• **Work to complete**:
The records that follow are to be transcribed word for word.
--- Records provided ---
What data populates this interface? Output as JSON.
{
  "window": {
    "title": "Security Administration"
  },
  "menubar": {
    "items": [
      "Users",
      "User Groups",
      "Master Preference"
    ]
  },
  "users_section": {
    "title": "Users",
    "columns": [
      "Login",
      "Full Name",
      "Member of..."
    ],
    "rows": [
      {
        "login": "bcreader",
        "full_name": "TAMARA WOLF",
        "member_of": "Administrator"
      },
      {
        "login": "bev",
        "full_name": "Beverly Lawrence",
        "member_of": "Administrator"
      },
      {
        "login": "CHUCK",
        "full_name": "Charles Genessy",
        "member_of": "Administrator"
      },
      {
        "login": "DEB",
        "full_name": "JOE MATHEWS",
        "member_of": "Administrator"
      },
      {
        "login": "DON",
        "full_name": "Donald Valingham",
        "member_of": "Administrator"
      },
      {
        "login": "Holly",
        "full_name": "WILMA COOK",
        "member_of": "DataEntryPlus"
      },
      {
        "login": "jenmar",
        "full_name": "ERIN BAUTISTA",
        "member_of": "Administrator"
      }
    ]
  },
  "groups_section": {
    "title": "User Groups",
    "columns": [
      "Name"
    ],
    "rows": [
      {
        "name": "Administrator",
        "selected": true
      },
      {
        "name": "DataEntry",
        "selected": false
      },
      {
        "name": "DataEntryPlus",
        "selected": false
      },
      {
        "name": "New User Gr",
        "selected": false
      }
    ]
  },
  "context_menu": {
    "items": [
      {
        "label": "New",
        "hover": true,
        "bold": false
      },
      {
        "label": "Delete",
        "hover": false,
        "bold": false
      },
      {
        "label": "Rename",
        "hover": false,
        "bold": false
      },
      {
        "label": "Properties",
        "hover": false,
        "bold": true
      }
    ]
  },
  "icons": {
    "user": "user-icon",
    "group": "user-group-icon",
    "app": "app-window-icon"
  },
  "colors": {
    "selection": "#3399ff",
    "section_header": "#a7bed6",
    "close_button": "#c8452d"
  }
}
---
• **Result for this task**:
What data populates this interface? Output as JSON.
{
  "window": {
    "title": "Security Administration"
  },
  "menubar": {
    "items": [
      "Users",
      "User Groups",
      "Master Preference"
    ]
  },
  "users_section": {
    "title": "Users",
    "columns": [
      "Login",
      "Full Name",
      "Member of..."
    ],
    "rows": [
      {
        "login": "bcreader",
        "full_name": "TAMARA WOLF",
        "member_of": "Administrator"
      },
      {
        "login": "bev",
        "full_name": "Beverly Lawrence",
        "member_of": "Administrator"
      },
      {
        "login": "CHUCK",
        "full_name": "Charles Genessy",
        "member_of": "Administrator"
      },
      {
        "login": "DEB",
        "full_name": "JOE MATHEWS",
        "member_of": "Administrator"
      },
      {
        "login": "DON",
        "full_name": "Donald Valingham",
        "member_of": "Administrator"
      },
      {
        "login": "Holly",
        "full_name": "WILMA COOK",
        "member_of": "DataEntryPlus"
      },
      {
        "login": "jenmar",
        "full_name": "ERIN BAUTISTA",
        "member_of": "Administrator"
      }
    ]
  },
  "groups_section": {
    "title": "User Groups",
    "columns": [
      "Name"
    ],
    "rows": [
      {
        "name": "Administrator",
        "selected": true
      },
      {
        "name": "DataEntry",
        "selected": false
      },
      {
        "name": "DataEntryPlus",
        "selected": false
      },
      {
        "name": "New User Gr",
        "selected": false
      }
    ]
  },
  "context_menu": {
    "items": [
      {
        "label": "New",
        "hover": true,
        "bold": false
      },
      {
        "label": "Delete",
        "hover": false,
        "bold": false
      },
      {
        "label": "Rename",
        "hover": false,
        "bold": false
      },
      {
        "label": "Properties",
        "hover": false,
        "bold": true
      }
    ]
  },
  "icons": {
    "user": "user-icon",
    "group": "user-group-icon",
    "app": "app-window-icon"
  },
  "colors": {
    "selection": "#3399ff",
    "section_header": "#a7bed6",
    "close_button": "#c8452d"
  }
}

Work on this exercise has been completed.